-- REQUIRED WORK --
Return the rows below, copied verbatim, for the stretch from the one containing "cell-s3: 36: [658, 901, 690, 917]" through the one containing "cell-practice: 24: [464, 1022, 496, 1038]", both included.

######

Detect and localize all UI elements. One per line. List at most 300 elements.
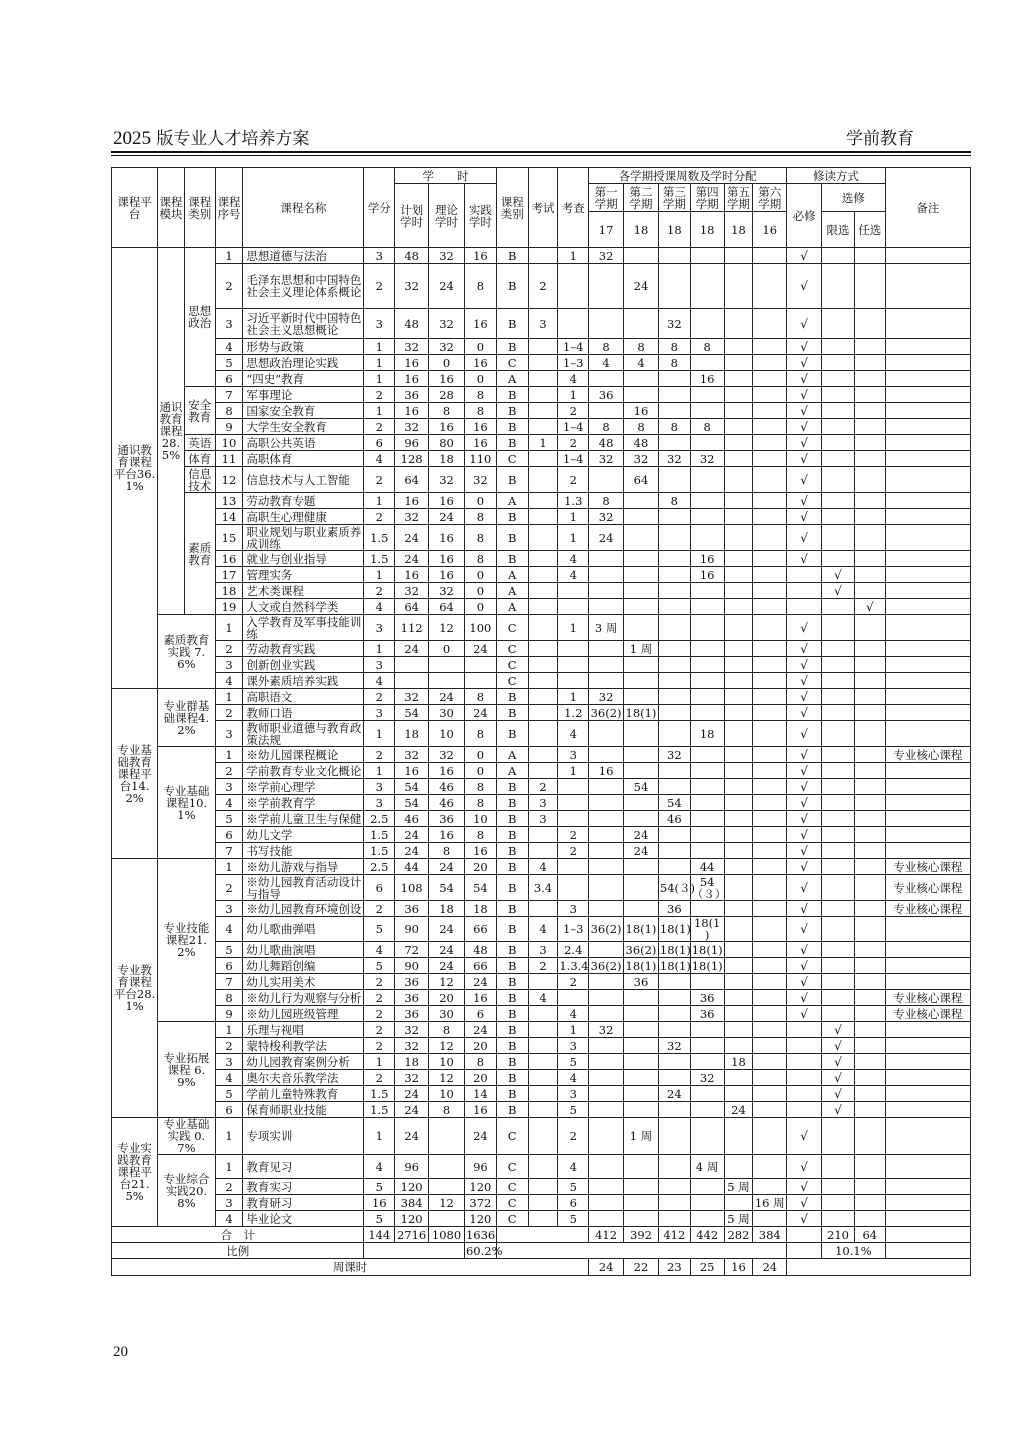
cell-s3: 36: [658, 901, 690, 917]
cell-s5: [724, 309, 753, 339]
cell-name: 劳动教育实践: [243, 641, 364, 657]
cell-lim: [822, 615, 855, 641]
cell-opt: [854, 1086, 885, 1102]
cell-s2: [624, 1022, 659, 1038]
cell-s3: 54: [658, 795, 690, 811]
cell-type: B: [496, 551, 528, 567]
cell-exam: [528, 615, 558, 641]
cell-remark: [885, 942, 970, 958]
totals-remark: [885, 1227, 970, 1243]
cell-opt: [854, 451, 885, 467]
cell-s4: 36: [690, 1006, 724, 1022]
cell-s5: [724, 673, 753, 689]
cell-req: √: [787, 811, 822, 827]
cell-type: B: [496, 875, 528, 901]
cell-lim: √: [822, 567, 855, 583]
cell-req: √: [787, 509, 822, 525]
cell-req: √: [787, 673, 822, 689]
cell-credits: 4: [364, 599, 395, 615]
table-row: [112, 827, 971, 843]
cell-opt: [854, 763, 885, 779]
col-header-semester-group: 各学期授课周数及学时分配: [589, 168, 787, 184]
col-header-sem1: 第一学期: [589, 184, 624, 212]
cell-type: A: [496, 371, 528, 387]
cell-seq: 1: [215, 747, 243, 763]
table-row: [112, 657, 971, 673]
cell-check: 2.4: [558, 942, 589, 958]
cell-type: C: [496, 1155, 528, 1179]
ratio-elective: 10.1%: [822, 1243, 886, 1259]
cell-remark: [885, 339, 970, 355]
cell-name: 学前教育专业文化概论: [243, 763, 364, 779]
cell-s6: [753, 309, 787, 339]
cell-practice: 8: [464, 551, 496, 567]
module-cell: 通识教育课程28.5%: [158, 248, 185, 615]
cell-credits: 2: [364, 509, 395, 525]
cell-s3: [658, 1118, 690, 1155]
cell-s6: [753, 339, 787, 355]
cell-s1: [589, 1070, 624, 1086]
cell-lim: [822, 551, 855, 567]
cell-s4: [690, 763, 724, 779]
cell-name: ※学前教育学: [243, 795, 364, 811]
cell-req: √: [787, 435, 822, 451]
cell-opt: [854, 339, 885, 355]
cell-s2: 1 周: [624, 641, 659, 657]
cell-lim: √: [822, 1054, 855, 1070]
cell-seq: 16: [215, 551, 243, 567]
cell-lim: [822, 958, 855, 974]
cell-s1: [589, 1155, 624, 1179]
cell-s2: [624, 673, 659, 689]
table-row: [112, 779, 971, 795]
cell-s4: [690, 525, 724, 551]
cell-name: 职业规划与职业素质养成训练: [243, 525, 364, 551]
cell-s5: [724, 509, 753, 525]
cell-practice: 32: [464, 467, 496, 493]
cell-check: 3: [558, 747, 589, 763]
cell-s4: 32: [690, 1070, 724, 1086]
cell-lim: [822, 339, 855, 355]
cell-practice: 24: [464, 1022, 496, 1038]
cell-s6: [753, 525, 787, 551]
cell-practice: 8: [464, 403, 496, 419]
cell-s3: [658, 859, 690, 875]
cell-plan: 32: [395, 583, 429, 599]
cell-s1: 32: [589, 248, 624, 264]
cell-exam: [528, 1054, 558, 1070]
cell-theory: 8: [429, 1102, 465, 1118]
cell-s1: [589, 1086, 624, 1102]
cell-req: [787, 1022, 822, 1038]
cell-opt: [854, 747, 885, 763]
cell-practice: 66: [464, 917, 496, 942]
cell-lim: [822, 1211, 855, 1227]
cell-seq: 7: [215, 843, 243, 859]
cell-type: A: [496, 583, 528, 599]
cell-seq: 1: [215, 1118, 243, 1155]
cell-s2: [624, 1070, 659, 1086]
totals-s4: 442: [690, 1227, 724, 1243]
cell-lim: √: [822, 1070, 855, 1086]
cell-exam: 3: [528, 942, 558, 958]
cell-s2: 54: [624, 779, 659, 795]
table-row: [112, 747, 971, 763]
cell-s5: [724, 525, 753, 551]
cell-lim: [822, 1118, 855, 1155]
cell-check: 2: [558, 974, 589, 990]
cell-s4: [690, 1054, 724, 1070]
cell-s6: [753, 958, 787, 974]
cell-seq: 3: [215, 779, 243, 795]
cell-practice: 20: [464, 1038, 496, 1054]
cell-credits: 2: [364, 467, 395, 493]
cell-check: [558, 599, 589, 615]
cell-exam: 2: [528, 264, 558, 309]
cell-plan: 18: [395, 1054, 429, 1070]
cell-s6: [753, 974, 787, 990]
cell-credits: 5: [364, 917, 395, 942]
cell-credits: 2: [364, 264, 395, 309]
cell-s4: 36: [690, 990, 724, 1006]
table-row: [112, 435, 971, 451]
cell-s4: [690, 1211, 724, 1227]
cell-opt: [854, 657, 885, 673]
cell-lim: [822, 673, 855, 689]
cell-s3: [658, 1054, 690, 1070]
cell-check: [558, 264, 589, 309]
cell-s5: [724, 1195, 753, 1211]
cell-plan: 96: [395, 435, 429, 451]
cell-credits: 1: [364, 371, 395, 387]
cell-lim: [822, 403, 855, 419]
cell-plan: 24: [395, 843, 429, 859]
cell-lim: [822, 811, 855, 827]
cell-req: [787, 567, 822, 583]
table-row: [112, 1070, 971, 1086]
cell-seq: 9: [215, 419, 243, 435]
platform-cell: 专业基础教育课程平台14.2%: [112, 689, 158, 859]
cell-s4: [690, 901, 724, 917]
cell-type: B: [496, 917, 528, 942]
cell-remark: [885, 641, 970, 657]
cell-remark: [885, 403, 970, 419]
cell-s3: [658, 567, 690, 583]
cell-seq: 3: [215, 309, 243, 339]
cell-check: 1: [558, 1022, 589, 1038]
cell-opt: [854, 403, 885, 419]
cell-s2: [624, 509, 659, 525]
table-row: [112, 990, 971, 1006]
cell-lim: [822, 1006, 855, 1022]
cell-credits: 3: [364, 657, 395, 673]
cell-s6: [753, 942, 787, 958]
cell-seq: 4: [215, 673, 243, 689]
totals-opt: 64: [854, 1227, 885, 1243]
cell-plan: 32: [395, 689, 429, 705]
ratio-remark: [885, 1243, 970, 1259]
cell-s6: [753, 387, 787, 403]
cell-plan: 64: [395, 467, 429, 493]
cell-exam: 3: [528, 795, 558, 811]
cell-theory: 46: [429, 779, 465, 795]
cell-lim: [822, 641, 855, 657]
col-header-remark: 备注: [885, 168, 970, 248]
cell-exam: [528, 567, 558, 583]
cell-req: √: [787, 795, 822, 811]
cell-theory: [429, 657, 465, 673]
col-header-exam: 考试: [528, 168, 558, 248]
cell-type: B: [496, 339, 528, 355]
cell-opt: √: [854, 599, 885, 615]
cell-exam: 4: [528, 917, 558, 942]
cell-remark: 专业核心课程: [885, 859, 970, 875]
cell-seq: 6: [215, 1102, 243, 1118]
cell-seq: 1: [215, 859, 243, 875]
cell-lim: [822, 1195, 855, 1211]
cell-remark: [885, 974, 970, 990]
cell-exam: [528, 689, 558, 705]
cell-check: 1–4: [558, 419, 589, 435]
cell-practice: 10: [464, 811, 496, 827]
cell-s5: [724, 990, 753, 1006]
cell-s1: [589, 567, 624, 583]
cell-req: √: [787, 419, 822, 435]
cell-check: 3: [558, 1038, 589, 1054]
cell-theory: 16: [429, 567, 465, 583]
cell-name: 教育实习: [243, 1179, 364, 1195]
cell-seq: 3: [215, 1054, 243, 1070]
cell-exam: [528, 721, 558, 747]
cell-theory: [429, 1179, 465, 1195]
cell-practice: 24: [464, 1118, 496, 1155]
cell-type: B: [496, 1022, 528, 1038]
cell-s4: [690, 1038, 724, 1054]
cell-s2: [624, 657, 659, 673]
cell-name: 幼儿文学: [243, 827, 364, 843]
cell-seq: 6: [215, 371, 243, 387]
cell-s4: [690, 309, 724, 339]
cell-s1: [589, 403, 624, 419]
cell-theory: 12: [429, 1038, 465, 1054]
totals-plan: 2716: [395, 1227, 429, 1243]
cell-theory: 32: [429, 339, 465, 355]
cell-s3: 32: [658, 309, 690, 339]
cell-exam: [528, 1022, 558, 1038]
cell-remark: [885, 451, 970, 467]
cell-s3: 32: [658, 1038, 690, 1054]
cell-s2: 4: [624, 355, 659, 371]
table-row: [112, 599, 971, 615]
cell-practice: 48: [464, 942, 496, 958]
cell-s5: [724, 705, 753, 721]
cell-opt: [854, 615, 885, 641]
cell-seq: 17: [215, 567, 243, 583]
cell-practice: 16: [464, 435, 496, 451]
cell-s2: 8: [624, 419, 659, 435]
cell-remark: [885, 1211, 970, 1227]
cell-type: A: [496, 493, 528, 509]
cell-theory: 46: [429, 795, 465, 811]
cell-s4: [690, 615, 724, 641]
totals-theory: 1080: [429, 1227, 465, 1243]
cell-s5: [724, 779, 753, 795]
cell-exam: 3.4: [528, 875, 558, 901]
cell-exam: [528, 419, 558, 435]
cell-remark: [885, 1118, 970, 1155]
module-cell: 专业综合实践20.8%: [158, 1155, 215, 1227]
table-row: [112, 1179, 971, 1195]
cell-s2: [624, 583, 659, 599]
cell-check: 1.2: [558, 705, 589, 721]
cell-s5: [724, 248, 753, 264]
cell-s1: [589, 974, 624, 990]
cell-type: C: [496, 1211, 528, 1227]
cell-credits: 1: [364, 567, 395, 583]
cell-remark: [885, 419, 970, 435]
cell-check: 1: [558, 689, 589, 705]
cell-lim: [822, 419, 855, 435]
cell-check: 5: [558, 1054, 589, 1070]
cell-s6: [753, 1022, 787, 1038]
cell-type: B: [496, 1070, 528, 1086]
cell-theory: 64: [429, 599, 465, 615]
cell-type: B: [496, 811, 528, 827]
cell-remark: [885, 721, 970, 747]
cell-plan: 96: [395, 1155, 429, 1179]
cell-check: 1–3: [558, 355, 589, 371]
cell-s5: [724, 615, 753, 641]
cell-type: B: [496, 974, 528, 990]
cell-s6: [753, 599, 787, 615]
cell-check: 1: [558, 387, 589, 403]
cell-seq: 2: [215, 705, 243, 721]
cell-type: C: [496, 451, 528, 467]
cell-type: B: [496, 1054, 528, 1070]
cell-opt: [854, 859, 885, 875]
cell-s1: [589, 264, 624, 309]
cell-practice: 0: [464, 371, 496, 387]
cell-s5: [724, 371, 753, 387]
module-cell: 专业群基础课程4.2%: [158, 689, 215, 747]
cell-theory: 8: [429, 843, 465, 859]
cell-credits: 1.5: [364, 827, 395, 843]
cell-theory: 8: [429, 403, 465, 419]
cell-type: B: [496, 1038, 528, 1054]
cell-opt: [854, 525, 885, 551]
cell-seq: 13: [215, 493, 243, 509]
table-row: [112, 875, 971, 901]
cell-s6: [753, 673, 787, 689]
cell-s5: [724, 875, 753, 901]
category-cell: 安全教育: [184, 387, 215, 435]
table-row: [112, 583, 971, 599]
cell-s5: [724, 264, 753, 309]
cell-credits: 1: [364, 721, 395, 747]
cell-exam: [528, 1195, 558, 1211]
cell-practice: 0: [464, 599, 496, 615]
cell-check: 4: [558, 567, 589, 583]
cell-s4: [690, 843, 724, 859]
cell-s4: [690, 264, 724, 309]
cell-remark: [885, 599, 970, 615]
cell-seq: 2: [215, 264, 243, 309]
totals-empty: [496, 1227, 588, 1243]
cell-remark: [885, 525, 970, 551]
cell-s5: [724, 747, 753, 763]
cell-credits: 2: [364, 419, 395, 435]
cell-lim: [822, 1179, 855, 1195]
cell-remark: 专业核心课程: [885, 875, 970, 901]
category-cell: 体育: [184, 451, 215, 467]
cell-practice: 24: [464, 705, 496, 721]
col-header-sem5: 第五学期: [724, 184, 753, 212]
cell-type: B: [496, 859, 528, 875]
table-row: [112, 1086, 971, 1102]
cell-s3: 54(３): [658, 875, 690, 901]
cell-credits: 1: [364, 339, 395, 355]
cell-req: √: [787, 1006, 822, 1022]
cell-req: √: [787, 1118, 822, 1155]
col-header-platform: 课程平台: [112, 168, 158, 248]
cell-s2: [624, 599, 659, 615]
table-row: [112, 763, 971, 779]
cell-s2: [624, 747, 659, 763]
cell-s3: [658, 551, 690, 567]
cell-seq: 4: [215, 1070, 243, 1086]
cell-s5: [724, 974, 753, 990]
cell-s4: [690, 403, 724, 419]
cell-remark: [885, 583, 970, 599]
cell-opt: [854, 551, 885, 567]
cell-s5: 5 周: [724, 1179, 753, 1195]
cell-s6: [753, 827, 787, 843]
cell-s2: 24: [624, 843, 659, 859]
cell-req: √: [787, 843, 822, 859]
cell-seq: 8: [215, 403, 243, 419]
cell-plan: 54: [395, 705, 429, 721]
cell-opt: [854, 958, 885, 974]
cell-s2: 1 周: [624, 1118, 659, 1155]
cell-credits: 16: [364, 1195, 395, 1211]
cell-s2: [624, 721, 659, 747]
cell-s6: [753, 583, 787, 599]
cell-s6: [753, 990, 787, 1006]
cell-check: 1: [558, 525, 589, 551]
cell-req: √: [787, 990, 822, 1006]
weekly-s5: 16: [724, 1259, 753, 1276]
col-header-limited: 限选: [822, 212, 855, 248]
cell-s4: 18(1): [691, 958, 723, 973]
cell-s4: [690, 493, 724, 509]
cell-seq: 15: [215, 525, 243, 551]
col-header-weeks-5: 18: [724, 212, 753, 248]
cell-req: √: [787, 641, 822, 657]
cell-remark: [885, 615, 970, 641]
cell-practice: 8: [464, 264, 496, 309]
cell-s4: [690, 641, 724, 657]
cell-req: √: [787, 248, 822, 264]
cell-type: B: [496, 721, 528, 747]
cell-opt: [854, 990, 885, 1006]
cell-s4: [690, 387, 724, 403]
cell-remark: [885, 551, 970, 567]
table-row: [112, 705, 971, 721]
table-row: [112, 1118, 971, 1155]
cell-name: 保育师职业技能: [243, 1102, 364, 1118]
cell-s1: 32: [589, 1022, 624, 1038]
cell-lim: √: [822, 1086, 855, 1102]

######

-- ANSWER TO THIS EXERCISE --
cell-s3: 36: [658, 901, 690, 917]
cell-s5: [724, 309, 753, 339]
cell-name: 劳动教育实践: [243, 641, 364, 657]
cell-lim: [822, 615, 855, 641]
cell-opt: [854, 1086, 885, 1102]
cell-s2: [624, 1022, 659, 1038]
cell-s3: 54: [658, 795, 690, 811]
cell-type: B: [496, 551, 528, 567]
cell-exam: [528, 615, 558, 641]
cell-remark: [885, 942, 970, 958]
totals-remark: [885, 1227, 970, 1243]
cell-opt: [854, 451, 885, 467]
cell-s4: 36: [690, 1006, 724, 1022]
cell-s5: [724, 673, 753, 689]
cell-req: √: [787, 811, 822, 827]
cell-type: B: [496, 875, 528, 901]
cell-lim: √: [822, 567, 855, 583]
cell-req: √: [787, 509, 822, 525]
cell-req: √: [787, 673, 822, 689]
cell-credits: 4: [364, 599, 395, 615]
table-row: [112, 827, 971, 843]
cell-opt: [854, 763, 885, 779]
col-header-semester-group: 各学期授课周数及学时分配: [589, 168, 787, 184]
col-header-sem1: 第一学期: [589, 184, 624, 212]
cell-type: A: [496, 371, 528, 387]
cell-seq: 1: [215, 747, 243, 763]
table-row: [112, 657, 971, 673]
cell-check: 2.4: [558, 942, 589, 958]
cell-type: C: [496, 1155, 528, 1179]
ratio-elective: 10.1%: [822, 1243, 886, 1259]
cell-remark: [885, 339, 970, 355]
cell-name: 学前教育专业文化概论: [243, 763, 364, 779]
cell-s6: [753, 309, 787, 339]
cell-practice: 8: [464, 551, 496, 567]
module-cell: 通识教育课程28.5%: [158, 248, 185, 615]
cell-credits: 2: [364, 509, 395, 525]
cell-s3: [658, 1118, 690, 1155]
cell-s6: [753, 339, 787, 355]
cell-s1: [589, 1070, 624, 1086]
cell-lim: [822, 551, 855, 567]
cell-s4: [690, 763, 724, 779]
cell-name: ※学前教育学: [243, 795, 364, 811]
cell-req: √: [787, 435, 822, 451]
cell-opt: [854, 339, 885, 355]
cell-s2: 1 周: [624, 641, 659, 657]
cell-lim: √: [822, 1054, 855, 1070]
cell-seq: 16: [215, 551, 243, 567]
cell-lim: [822, 958, 855, 974]
cell-s1: [589, 1155, 624, 1179]
cell-s2: [624, 673, 659, 689]
table-row: [112, 779, 971, 795]
cell-s4: [690, 525, 724, 551]
cell-name: 职业规划与职业素质养成训练: [243, 525, 364, 551]
cell-s5: [724, 509, 753, 525]
cell-practice: 32: [464, 467, 496, 493]
cell-check: 3: [558, 747, 589, 763]
cell-s4: 32: [690, 1070, 724, 1086]
cell-lim: [822, 339, 855, 355]
cell-practice: 24: [464, 1022, 496, 1038]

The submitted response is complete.